> [WRITTEN EXERCISE] Copy out the lines that have "amplitude" in them.

Saved entries
** START **

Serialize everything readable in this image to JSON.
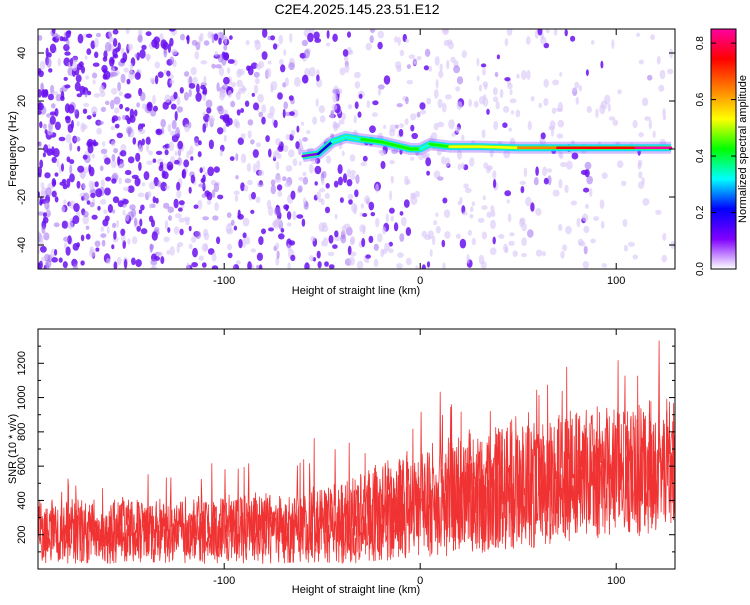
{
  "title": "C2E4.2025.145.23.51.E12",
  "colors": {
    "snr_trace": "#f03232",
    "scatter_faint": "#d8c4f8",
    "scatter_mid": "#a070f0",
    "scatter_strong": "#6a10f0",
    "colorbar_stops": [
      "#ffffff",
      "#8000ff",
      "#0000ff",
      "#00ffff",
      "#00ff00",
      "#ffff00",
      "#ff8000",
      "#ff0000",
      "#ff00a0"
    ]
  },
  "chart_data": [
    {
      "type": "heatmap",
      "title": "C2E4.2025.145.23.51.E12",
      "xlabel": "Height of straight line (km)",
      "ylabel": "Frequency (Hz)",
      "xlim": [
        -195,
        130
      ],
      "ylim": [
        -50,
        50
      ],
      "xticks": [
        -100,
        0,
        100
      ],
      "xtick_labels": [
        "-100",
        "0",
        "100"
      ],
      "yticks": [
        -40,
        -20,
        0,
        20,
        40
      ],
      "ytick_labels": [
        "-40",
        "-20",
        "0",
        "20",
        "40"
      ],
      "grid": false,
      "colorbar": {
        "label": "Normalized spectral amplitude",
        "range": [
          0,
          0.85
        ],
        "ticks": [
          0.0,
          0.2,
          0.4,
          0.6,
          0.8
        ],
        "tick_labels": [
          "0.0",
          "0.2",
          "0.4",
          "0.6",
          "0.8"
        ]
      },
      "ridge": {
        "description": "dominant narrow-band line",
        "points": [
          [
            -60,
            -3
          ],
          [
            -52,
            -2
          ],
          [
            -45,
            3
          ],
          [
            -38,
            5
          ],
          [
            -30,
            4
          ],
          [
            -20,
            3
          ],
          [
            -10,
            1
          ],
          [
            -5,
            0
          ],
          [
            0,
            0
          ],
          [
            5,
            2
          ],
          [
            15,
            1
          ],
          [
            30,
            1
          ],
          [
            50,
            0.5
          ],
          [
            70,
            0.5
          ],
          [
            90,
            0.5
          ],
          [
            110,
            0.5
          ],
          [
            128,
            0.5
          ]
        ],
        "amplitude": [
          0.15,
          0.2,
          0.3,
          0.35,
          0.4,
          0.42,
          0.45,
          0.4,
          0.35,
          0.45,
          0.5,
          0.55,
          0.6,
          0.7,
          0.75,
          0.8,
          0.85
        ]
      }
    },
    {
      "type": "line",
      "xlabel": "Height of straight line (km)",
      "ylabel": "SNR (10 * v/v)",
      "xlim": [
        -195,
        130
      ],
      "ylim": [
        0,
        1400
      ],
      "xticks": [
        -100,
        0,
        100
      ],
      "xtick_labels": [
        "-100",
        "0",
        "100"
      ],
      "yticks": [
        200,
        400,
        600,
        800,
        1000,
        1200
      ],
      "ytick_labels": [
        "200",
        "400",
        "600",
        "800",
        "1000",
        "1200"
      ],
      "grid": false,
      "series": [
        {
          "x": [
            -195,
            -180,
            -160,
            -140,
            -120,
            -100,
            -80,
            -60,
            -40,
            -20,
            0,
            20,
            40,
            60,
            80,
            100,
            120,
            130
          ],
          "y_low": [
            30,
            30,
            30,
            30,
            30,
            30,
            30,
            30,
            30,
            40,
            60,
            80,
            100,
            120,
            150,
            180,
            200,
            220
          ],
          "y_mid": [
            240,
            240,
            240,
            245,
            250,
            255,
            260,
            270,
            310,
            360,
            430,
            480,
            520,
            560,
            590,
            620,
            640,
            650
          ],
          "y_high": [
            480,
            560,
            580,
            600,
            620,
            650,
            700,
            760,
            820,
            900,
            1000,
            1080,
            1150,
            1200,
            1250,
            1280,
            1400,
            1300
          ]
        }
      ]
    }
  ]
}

** END **
** START **

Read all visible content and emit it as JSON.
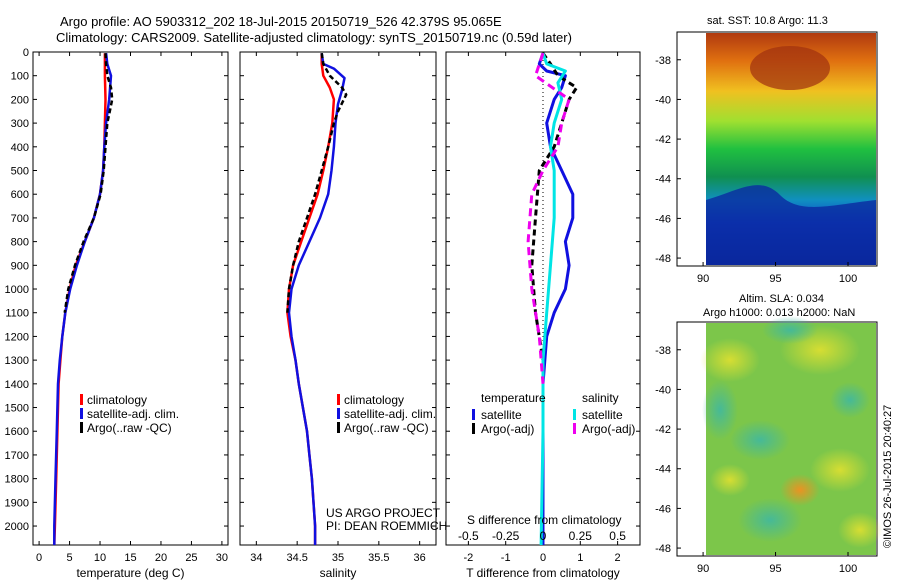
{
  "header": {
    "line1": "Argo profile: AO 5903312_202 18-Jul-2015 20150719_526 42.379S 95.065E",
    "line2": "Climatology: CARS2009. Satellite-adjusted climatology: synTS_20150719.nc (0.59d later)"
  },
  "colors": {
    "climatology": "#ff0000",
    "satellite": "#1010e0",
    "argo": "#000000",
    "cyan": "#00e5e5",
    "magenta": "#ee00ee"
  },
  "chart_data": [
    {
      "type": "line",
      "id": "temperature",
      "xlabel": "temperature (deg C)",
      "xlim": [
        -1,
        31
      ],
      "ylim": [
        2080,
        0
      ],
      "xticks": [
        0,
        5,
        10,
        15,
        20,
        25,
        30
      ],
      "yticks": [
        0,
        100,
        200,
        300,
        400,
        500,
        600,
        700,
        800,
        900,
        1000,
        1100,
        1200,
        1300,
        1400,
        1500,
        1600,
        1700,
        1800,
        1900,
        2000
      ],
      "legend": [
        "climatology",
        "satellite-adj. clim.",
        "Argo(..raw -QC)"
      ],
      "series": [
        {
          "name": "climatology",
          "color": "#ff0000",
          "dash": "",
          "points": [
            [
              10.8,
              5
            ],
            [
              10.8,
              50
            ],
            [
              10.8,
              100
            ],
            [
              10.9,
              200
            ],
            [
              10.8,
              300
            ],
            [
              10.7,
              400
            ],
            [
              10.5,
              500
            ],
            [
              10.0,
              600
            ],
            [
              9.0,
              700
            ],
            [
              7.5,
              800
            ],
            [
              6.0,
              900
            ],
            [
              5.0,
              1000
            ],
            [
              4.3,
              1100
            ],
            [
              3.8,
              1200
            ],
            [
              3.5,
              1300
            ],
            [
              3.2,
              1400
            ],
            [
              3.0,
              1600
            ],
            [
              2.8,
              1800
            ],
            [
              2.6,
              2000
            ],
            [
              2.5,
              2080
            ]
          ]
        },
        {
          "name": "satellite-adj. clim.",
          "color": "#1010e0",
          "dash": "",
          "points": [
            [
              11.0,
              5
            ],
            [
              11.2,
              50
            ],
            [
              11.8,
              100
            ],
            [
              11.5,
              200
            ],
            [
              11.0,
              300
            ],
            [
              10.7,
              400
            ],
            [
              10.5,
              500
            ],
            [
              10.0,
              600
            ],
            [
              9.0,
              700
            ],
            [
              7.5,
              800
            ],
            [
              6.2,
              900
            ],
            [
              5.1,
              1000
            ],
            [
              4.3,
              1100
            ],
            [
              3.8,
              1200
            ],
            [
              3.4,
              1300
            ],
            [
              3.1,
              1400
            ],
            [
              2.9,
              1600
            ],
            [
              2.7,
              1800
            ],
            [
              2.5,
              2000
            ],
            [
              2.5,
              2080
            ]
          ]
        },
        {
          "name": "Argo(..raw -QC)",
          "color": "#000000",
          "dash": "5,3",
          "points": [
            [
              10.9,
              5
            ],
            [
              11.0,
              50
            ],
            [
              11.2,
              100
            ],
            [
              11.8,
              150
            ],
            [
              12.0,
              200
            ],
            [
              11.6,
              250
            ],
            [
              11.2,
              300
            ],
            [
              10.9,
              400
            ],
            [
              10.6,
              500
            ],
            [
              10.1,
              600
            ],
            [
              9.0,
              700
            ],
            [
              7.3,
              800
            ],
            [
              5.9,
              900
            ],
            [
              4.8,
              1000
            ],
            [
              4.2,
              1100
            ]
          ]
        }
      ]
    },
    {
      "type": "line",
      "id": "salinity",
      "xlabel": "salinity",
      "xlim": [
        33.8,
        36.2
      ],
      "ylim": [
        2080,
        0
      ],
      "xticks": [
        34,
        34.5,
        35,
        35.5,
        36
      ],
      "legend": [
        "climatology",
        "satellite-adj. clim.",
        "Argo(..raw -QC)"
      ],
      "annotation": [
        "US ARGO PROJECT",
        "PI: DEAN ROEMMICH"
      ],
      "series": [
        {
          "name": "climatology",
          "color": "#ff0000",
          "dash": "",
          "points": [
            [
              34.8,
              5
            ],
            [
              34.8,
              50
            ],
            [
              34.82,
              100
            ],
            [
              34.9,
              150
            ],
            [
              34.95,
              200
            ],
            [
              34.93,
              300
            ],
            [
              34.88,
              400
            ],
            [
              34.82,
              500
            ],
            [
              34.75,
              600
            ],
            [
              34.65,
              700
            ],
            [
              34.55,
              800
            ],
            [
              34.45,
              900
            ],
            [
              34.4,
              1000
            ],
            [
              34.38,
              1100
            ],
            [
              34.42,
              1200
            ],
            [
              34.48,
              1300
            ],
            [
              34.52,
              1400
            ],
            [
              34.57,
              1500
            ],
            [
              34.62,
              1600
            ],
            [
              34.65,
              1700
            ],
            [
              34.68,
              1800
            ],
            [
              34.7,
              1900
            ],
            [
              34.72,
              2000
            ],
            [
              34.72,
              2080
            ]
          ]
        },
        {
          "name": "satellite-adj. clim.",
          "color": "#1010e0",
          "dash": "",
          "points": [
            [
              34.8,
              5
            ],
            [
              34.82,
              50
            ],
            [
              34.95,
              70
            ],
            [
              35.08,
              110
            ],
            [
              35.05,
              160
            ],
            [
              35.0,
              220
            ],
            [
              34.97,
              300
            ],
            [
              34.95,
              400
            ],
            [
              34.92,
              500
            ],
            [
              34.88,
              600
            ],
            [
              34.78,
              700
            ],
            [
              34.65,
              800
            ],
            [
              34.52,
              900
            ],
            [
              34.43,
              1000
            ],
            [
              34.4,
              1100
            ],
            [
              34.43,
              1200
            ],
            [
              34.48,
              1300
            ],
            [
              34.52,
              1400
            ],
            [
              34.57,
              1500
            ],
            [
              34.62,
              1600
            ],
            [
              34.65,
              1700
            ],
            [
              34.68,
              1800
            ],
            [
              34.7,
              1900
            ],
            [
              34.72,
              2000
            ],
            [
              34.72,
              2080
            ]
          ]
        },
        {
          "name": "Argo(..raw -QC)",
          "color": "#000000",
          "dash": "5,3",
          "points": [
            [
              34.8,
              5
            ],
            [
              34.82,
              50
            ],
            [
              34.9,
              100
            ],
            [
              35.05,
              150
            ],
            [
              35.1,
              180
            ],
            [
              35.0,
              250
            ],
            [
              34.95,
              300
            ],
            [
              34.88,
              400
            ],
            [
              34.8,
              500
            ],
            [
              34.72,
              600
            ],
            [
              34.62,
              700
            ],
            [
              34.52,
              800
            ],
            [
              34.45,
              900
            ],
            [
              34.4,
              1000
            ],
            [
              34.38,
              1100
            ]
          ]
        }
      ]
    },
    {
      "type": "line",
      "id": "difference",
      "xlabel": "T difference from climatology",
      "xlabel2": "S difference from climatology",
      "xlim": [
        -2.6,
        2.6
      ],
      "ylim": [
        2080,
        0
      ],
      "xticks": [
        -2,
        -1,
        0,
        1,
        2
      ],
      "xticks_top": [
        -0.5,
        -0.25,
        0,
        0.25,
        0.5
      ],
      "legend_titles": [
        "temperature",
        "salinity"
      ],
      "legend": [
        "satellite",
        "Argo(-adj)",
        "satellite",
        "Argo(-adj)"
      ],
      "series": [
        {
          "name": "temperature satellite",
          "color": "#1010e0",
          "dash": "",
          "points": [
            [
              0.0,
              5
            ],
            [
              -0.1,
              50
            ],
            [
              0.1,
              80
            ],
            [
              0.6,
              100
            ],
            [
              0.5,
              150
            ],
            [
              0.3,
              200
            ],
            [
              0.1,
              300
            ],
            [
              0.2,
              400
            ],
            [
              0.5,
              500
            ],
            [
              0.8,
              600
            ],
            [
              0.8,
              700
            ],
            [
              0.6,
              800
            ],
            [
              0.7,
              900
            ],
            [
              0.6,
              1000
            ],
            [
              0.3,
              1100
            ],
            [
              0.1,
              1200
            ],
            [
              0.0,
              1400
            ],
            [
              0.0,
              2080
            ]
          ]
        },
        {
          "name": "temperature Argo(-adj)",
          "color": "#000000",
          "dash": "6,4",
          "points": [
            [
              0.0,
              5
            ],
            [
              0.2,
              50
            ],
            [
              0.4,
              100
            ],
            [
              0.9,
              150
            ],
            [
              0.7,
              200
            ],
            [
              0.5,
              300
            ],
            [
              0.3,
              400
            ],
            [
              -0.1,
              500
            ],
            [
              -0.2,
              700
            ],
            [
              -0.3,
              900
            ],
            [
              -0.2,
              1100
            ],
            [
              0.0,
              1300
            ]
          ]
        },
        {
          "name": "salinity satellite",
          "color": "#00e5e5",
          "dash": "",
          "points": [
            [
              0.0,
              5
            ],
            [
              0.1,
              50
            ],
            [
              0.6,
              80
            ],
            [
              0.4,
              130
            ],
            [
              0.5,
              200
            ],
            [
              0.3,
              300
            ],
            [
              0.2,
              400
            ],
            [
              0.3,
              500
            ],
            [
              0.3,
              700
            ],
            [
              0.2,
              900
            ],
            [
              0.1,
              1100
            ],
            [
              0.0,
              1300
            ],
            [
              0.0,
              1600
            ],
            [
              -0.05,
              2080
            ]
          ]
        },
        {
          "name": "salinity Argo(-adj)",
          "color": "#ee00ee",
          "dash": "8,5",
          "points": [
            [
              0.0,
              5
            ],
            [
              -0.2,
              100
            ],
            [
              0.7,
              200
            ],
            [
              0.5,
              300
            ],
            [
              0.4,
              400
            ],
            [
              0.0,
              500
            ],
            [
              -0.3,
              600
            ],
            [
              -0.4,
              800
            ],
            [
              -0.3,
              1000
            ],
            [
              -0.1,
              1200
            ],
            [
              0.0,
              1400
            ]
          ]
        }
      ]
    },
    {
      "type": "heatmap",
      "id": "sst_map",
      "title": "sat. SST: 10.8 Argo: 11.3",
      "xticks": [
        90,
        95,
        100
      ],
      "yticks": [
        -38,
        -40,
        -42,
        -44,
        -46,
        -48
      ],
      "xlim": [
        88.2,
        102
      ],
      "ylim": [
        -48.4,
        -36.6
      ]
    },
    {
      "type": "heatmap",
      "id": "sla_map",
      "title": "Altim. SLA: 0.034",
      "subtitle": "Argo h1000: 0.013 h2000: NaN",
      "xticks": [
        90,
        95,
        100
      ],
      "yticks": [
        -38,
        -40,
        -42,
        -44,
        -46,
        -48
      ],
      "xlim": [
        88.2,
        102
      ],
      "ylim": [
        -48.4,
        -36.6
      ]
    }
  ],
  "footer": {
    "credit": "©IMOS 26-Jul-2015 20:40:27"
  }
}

** END **

> [FULL RESPONSE]
        "label": "Normalized spectral amplitude",
        "amplitude": [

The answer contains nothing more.